EXTRAIT FOURNI ▸
* * * * * * *

Cette affirmation de la souveraineté du Praja remet en cause tous les arrangements qui ont été mis en place par d’autres soi-disant au nom du Praja, qu’il s’agisse des Britanniques, des Maharajas, des partis politiques ou de n’importe qui d’autre. Elle exige que de nouveaux arrangements soit établis, des mécanismes par lesquels la souveraineté du Praja peut être affirmée et exercée. C’est une condamnation de toutes les institutions créées pour défendre les intérêts particuliers des Britanniques, de leurs collaborateurs et des cercles dirigeants indiens et qui ont été imposées au Praja pour le maintenir dans une condition de soumission ; la gouvernance est exercée par d’autres, par ceux qui ne sont pas Hum. En fait, la gouvernance est au-dessus de Hum et contre Hum.
Cette gouvernance à pour but de garantir que les exigences du Praja, de Hum, de chacun d’entre nous, ne sont pas satisfaites. La solution à ce problème posé par l’histoire et à cette condition d’impuissance est la création d’une situation nouvelle, d’un pouvoir nouveau par le Praja : un Prajaraj, une gouvernance par le Praja, dans laquelle les revendications du collectif peuvent être honorées par tous. Hum Hain Iske Malik, Hindustan Hamara, est un appel pour que les peuples de l’Inde aient le pouvoir de décider. L’Hindustan nous appartient, à nous qui travaillons dans les usines et les champs, dans nos foyers, dans les mines, les écoles et les bureaux. Nous–Hum--devons définir l’ordre du jour qui nous sert. Nous devons déterminer sa direction. Nous ne devons pas laisser d’autres le faire. Tous les obstacles qui se dressent sur notre voie doivent être balayés.

* * * * * * *

Boîtes des éléments d'image
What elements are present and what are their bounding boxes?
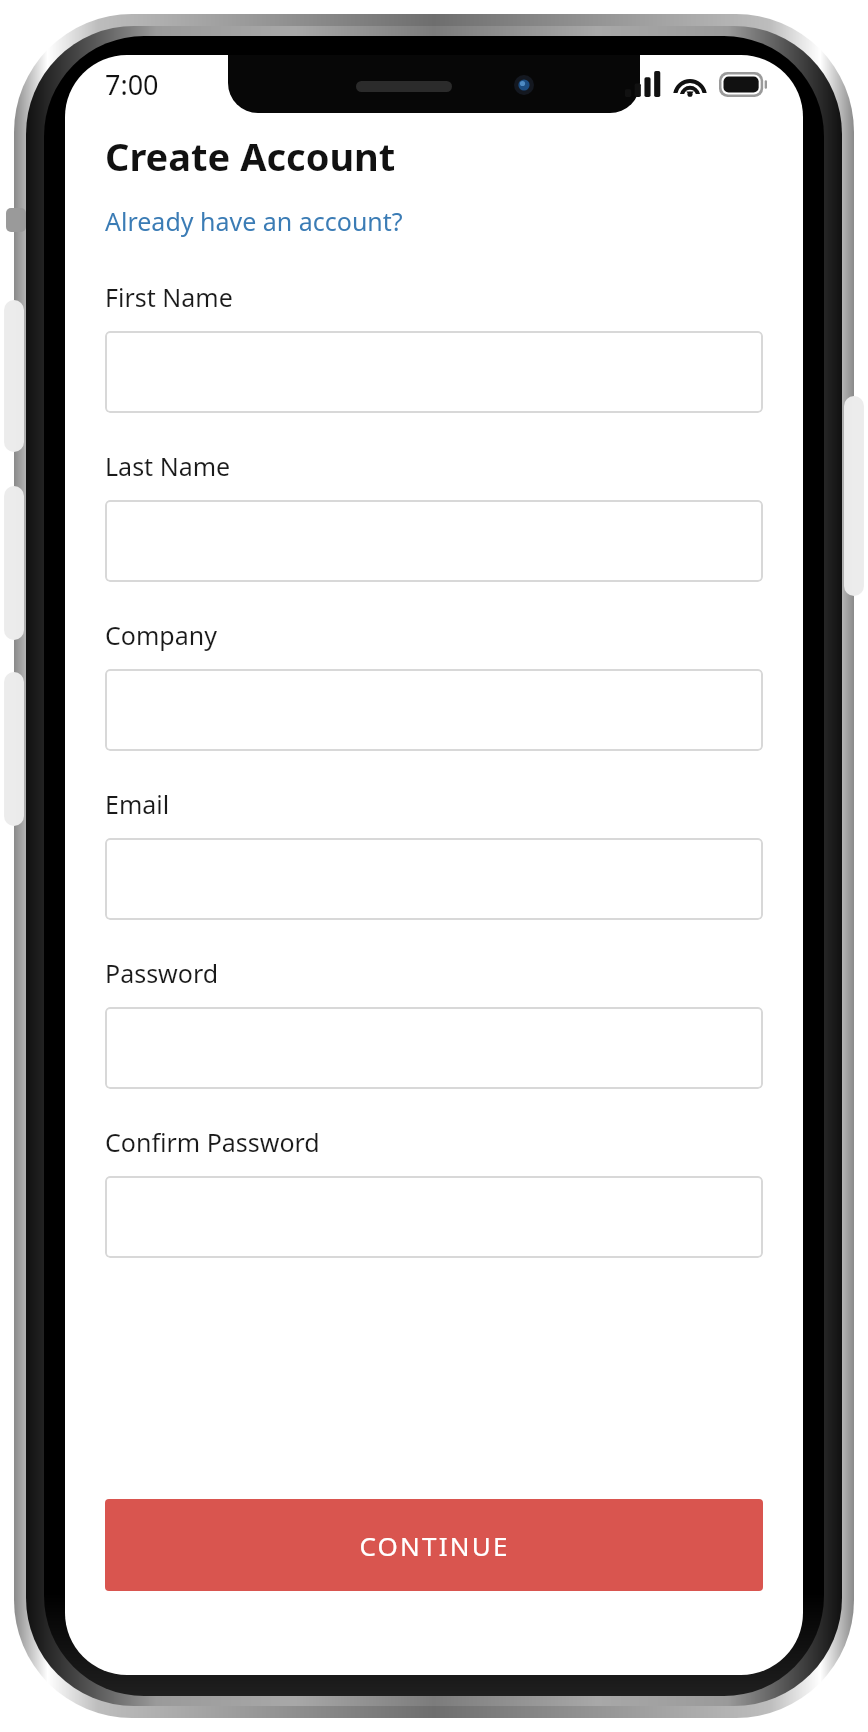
- button[interactable]: [105, 1007, 763, 1089]
- staticText: Email: [105, 787, 170, 821]
- staticText: 7:00: [105, 66, 159, 103]
- staticText: Last Name: [105, 449, 231, 483]
- button[interactable]: [105, 669, 763, 751]
- button[interactable]: [105, 500, 763, 582]
- staticText: CONTINUE: [359, 1528, 510, 1563]
- button[interactable]: Already have an account?: [105, 204, 403, 238]
- staticText: Password: [105, 956, 219, 990]
- staticText: First Name: [105, 280, 233, 314]
- staticText: Company: [105, 618, 217, 652]
- staticText: Create Account: [105, 130, 396, 182]
- button[interactable]: [105, 1176, 763, 1258]
- staticText: Already have an account?: [105, 204, 403, 238]
- button[interactable]: [105, 331, 763, 413]
- staticText: Confirm Password: [105, 1125, 320, 1159]
- button[interactable]: [105, 838, 763, 920]
- button[interactable]: CONTINUE: [105, 1499, 763, 1591]
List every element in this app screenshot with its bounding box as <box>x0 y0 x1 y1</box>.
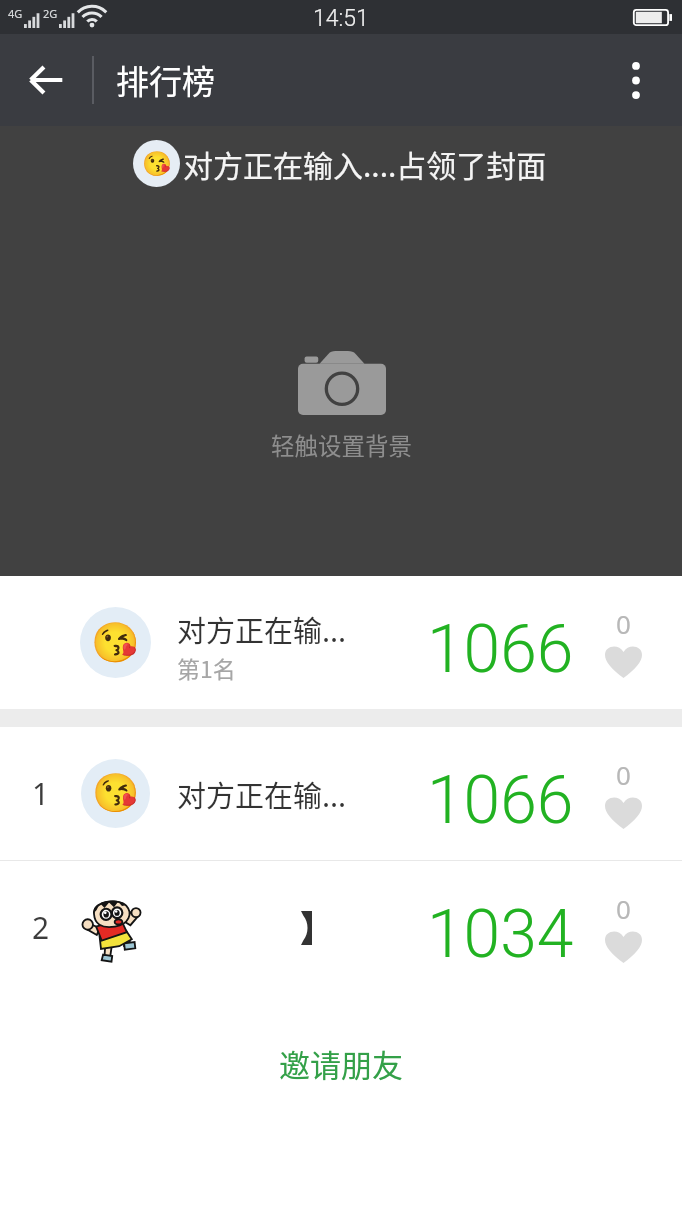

* * * * * * *

CONSIGNES DE TRAVAIL ▸
1. Modifie le passage de l'extrait qui va de « Cette gouvernance à » à « doivent être balayés. » en y remplaçant « usines » par « ateliers », puis donne-le en entier.
2. Recopie sans aucun changement toutes les lignes des boîtes d'éléments d'image, en laissant de côté les images.
L'extrait et les lignes sont deux documents indépendants l'un de l'autre.

RÉPONSES RÉDIGÉES ▸
1.
Cette gouvernance à pour but de garantir que les exigences du Praja, de Hum, de chacun d’entre nous, ne sont pas satisfaites. La solution à ce problème posé par l’histoire et à cette condition d’impuissance est la création d’une situation nouvelle, d’un pouvoir nouveau par le Praja : un Prajaraj, une gouvernance par le Praja, dans laquelle les revendications du collectif peuvent être honorées par tous. Hum Hain Iske Malik, Hindustan Hamara, est un appel pour que les peuples de l’Inde aient le pouvoir de décider. L’Hindustan nous appartient, à nous qui travaillons dans les ateliers et les champs, dans nos foyers, dans les mines, les écoles et les bureaux. Nous–Hum--devons définir l’ordre du jour qui nous sert. Nous devons déterminer sa direction. Nous ne devons pas laisser d’autres le faire. Tous les obstacles qui se dressent sur notre voie doivent être balayés.

2.
What elements are present and what are their bounding boxes?
- button[interactable]: [105, 1007, 763, 1089]
- staticText: Email: [105, 787, 170, 821]
- staticText: 7:00: [105, 66, 159, 103]
- staticText: Last Name: [105, 449, 231, 483]
- button[interactable]: [105, 669, 763, 751]
- button[interactable]: [105, 500, 763, 582]
- staticText: CONTINUE: [359, 1528, 510, 1563]
- button[interactable]: Already have an account?: [105, 204, 403, 238]
- staticText: Password: [105, 956, 219, 990]
- staticText: First Name: [105, 280, 233, 314]
- staticText: Company: [105, 618, 217, 652]
- staticText: Create Account: [105, 130, 396, 182]
- button[interactable]: [105, 1176, 763, 1258]
- staticText: Already have an account?: [105, 204, 403, 238]
- button[interactable]: [105, 331, 763, 413]
- staticText: Confirm Password: [105, 1125, 320, 1159]
- button[interactable]: [105, 838, 763, 920]
- button[interactable]: CONTINUE: [105, 1499, 763, 1591]
List every element in this app screenshot with its bounding box as <box>x0 y0 x1 y1</box>.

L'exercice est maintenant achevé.